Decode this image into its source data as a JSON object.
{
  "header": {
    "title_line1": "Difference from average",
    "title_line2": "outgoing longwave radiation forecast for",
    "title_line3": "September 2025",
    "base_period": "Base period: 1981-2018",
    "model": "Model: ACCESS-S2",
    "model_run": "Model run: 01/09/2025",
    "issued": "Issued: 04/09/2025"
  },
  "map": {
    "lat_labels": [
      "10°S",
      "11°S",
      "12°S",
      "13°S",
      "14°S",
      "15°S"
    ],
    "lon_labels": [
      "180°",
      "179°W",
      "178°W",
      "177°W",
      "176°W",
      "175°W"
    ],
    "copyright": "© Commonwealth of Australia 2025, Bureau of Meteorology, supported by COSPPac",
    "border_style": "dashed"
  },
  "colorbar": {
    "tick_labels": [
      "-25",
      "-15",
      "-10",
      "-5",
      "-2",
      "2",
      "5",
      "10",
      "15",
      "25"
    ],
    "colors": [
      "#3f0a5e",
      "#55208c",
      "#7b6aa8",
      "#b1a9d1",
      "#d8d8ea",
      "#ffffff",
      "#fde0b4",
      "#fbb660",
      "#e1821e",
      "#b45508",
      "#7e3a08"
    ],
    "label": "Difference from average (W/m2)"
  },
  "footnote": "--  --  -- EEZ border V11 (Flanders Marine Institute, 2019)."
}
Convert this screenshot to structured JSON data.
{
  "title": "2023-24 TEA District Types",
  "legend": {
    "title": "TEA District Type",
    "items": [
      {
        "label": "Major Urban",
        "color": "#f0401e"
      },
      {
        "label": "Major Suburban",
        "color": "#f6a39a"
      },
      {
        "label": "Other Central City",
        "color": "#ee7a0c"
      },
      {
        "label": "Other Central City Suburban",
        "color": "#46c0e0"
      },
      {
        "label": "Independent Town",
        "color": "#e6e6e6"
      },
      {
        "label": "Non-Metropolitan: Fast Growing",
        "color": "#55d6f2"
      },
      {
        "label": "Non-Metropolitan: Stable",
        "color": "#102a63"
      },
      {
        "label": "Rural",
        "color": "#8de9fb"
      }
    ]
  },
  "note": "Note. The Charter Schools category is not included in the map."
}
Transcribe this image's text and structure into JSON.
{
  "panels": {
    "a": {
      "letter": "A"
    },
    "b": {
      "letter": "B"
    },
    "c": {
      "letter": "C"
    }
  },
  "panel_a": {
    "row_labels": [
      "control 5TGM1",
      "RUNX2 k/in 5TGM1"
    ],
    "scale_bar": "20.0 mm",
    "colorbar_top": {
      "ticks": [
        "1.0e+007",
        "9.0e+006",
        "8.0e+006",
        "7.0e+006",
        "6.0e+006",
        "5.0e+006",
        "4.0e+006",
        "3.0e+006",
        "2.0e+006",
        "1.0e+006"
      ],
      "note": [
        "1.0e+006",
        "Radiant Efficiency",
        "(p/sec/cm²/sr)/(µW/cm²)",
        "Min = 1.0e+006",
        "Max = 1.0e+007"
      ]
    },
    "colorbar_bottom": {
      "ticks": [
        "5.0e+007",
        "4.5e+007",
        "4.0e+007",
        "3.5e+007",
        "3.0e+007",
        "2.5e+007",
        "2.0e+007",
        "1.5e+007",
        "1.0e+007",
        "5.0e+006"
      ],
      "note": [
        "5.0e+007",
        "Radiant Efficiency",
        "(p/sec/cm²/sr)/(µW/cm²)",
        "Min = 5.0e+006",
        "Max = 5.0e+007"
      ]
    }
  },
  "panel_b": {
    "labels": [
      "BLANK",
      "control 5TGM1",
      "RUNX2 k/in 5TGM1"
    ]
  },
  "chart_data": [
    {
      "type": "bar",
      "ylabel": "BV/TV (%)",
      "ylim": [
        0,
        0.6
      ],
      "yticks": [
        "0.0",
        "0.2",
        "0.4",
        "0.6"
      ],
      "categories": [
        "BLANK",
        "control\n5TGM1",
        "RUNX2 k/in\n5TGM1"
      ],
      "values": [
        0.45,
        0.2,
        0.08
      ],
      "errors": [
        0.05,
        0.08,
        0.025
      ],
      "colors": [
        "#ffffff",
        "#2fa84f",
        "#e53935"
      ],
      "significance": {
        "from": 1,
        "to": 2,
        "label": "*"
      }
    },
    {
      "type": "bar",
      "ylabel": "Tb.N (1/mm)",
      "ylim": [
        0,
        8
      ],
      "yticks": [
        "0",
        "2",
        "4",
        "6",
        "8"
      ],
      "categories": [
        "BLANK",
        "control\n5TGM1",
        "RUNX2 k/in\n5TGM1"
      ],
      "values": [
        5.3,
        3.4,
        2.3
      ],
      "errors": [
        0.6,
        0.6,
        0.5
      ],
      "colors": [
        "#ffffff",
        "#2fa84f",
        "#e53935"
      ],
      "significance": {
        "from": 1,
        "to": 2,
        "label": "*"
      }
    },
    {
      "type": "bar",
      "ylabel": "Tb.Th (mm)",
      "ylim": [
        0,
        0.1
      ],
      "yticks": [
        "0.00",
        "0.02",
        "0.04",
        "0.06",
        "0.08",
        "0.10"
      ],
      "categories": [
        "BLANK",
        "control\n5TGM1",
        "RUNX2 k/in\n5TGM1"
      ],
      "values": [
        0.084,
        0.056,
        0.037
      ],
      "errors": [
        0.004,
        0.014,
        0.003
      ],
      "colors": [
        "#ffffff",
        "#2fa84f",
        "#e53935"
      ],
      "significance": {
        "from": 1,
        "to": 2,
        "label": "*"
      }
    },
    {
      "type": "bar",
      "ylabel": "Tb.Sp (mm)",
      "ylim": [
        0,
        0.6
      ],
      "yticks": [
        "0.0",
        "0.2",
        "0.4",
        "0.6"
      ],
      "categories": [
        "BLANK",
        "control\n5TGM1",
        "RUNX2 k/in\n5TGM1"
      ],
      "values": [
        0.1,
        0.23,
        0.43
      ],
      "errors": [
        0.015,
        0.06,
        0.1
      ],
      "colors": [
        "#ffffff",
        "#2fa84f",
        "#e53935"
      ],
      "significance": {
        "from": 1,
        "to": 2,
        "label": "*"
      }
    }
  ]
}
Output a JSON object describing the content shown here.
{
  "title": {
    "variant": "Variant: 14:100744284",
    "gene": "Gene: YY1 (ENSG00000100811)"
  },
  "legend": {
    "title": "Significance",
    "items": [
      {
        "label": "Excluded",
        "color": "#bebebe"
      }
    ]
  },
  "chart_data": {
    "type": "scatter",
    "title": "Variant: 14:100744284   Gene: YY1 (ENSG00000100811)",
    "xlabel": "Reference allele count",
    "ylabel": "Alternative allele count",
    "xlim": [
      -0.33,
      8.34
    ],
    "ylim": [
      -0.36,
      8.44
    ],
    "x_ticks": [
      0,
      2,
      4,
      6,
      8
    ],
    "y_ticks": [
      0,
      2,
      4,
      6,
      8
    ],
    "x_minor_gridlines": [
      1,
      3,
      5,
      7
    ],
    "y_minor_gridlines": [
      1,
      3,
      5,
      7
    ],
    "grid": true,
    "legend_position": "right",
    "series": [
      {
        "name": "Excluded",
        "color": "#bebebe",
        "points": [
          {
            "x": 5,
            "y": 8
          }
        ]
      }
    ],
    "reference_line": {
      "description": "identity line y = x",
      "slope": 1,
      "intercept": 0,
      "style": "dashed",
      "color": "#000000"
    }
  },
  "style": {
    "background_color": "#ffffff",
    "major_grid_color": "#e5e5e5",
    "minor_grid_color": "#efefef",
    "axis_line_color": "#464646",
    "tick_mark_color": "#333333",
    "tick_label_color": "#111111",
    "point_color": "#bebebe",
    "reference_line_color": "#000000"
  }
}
● ● ● ● ● ● ●
# [WORK INSTRUCTIONS]
Quote each line above in full, word for word.

# [RESPONSE TO THIS TASK]
Decode this image into its source data as a JSON object.
{
  "header": {
    "title_line1": "Difference from average",
    "title_line2": "outgoing longwave radiation forecast for",
    "title_line3": "September 2025",
    "base_period": "Base period: 1981-2018",
    "model": "Model: ACCESS-S2",
    "model_run": "Model run: 01/09/2025",
    "issued": "Issued: 04/09/2025"
  },
  "map": {
    "lat_labels": [
      "10°S",
      "11°S",
      "12°S",
      "13°S",
      "14°S",
      "15°S"
    ],
    "lon_labels": [
      "180°",
      "179°W",
      "178°W",
      "177°W",
      "176°W",
      "175°W"
    ],
    "copyright": "© Commonwealth of Australia 2025, Bureau of Meteorology, supported by COSPPac",
    "border_style": "dashed"
  },
  "colorbar": {
    "tick_labels": [
      "-25",
      "-15",
      "-10",
      "-5",
      "-2",
      "2",
      "5",
      "10",
      "15",
      "25"
    ],
    "colors": [
      "#3f0a5e",
      "#55208c",
      "#7b6aa8",
      "#b1a9d1",
      "#d8d8ea",
      "#ffffff",
      "#fde0b4",
      "#fbb660",
      "#e1821e",
      "#b45508",
      "#7e3a08"
    ],
    "label": "Difference from average (W/m2)"
  },
  "footnote": "--  --  -- EEZ border V11 (Flanders Marine Institute, 2019)."
}
Convert this screenshot to structured JSON data.
{
  "title": "2023-24 TEA District Types",
  "legend": {
    "title": "TEA District Type",
    "items": [
      {
        "label": "Major Urban",
        "color": "#f0401e"
      },
      {
        "label": "Major Suburban",
        "color": "#f6a39a"
      },
      {
        "label": "Other Central City",
        "color": "#ee7a0c"
      },
      {
        "label": "Other Central City Suburban",
        "color": "#46c0e0"
      },
      {
        "label": "Independent Town",
        "color": "#e6e6e6"
      },
      {
        "label": "Non-Metropolitan: Fast Growing",
        "color": "#55d6f2"
      },
      {
        "label": "Non-Metropolitan: Stable",
        "color": "#102a63"
      },
      {
        "label": "Rural",
        "color": "#8de9fb"
      }
    ]
  },
  "note": "Note. The Charter Schools category is not included in the map."
}
Transcribe this image's text and structure into JSON.
{
  "panels": {
    "a": {
      "letter": "A"
    },
    "b": {
      "letter": "B"
    },
    "c": {
      "letter": "C"
    }
  },
  "panel_a": {
    "row_labels": [
      "control 5TGM1",
      "RUNX2 k/in 5TGM1"
    ],
    "scale_bar": "20.0 mm",
    "colorbar_top": {
      "ticks": [
        "1.0e+007",
        "9.0e+006",
        "8.0e+006",
        "7.0e+006",
        "6.0e+006",
        "5.0e+006",
        "4.0e+006",
        "3.0e+006",
        "2.0e+006",
        "1.0e+006"
      ],
      "note": [
        "1.0e+006",
        "Radiant Efficiency",
        "(p/sec/cm²/sr)/(µW/cm²)",
        "Min = 1.0e+006",
        "Max = 1.0e+007"
      ]
    },
    "colorbar_bottom": {
      "ticks": [
        "5.0e+007",
        "4.5e+007",
        "4.0e+007",
        "3.5e+007",
        "3.0e+007",
        "2.5e+007",
        "2.0e+007",
        "1.5e+007",
        "1.0e+007",
        "5.0e+006"
      ],
      "note": [
        "5.0e+007",
        "Radiant Efficiency",
        "(p/sec/cm²/sr)/(µW/cm²)",
        "Min = 5.0e+006",
        "Max = 5.0e+007"
      ]
    }
  },
  "panel_b": {
    "labels": [
      "BLANK",
      "control 5TGM1",
      "RUNX2 k/in 5TGM1"
    ]
  },
  "chart_data": [
    {
      "type": "bar",
      "ylabel": "BV/TV (%)",
      "ylim": [
        0,
        0.6
      ],
      "yticks": [
        "0.0",
        "0.2",
        "0.4",
        "0.6"
      ],
      "categories": [
        "BLANK",
        "control\n5TGM1",
        "RUNX2 k/in\n5TGM1"
      ],
      "values": [
        0.45,
        0.2,
        0.08
      ],
      "errors": [
        0.05,
        0.08,
        0.025
      ],
      "colors": [
        "#ffffff",
        "#2fa84f",
        "#e53935"
      ],
      "significance": {
        "from": 1,
        "to": 2,
        "label": "*"
      }
    },
    {
      "type": "bar",
      "ylabel": "Tb.N (1/mm)",
      "ylim": [
        0,
        8
      ],
      "yticks": [
        "0",
        "2",
        "4",
        "6",
        "8"
      ],
      "categories": [
        "BLANK",
        "control\n5TGM1",
        "RUNX2 k/in\n5TGM1"
      ],
      "values": [
        5.3,
        3.4,
        2.3
      ],
      "errors": [
        0.6,
        0.6,
        0.5
      ],
      "colors": [
        "#ffffff",
        "#2fa84f",
        "#e53935"
      ],
      "significance": {
        "from": 1,
        "to": 2,
        "label": "*"
      }
    },
    {
      "type": "bar",
      "ylabel": "Tb.Th (mm)",
      "ylim": [
        0,
        0.1
      ],
      "yticks": [
        "0.00",
        "0.02",
        "0.04",
        "0.06",
        "0.08",
        "0.10"
      ],
      "categories": [
        "BLANK",
        "control\n5TGM1",
        "RUNX2 k/in\n5TGM1"
      ],
      "values": [
        0.084,
        0.056,
        0.037
      ],
      "errors": [
        0.004,
        0.014,
        0.003
      ],
      "colors": [
        "#ffffff",
        "#2fa84f",
        "#e53935"
      ],
      "significance": {
        "from": 1,
        "to": 2,
        "label": "*"
      }
    },
    {
      "type": "bar",
      "ylabel": "Tb.Sp (mm)",
      "ylim": [
        0,
        0.6
      ],
      "yticks": [
        "0.0",
        "0.2",
        "0.4",
        "0.6"
      ],
      "categories": [
        "BLANK",
        "control\n5TGM1",
        "RUNX2 k/in\n5TGM1"
      ],
      "values": [
        0.1,
        0.23,
        0.43
      ],
      "errors": [
        0.015,
        0.06,
        0.1
      ],
      "colors": [
        "#ffffff",
        "#2fa84f",
        "#e53935"
      ],
      "significance": {
        "from": 1,
        "to": 2,
        "label": "*"
      }
    }
  ]
}
Output a JSON object describing the content shown here.
{
  "title": {
    "variant": "Variant: 14:100744284",
    "gene": "Gene: YY1 (ENSG00000100811)"
  },
  "legend": {
    "title": "Significance",
    "items": [
      {
        "label": "Excluded",
        "color": "#bebebe"
      }
    ]
  },
  "chart_data": {
    "type": "scatter",
    "title": "Variant: 14:100744284   Gene: YY1 (ENSG00000100811)",
    "xlabel": "Reference allele count",
    "ylabel": "Alternative allele count",
    "xlim": [
      -0.33,
      8.34
    ],
    "ylim": [
      -0.36,
      8.44
    ],
    "x_ticks": [
      0,
      2,
      4,
      6,
      8
    ],
    "y_ticks": [
      0,
      2,
      4,
      6,
      8
    ],
    "x_minor_gridlines": [
      1,
      3,
      5,
      7
    ],
    "y_minor_gridlines": [
      1,
      3,
      5,
      7
    ],
    "grid": true,
    "legend_position": "right",
    "series": [
      {
        "name": "Excluded",
        "color": "#bebebe",
        "points": [
          {
            "x": 5,
            "y": 8
          }
        ]
      }
    ],
    "reference_line": {
      "description": "identity line y = x",
      "slope": 1,
      "intercept": 0,
      "style": "dashed",
      "color": "#000000"
    }
  },
  "style": {
    "background_color": "#ffffff",
    "major_grid_color": "#e5e5e5",
    "minor_grid_color": "#efefef",
    "axis_line_color": "#464646",
    "tick_mark_color": "#333333",
    "tick_label_color": "#111111",
    "point_color": "#bebebe",
    "reference_line_color": "#000000"
  }
}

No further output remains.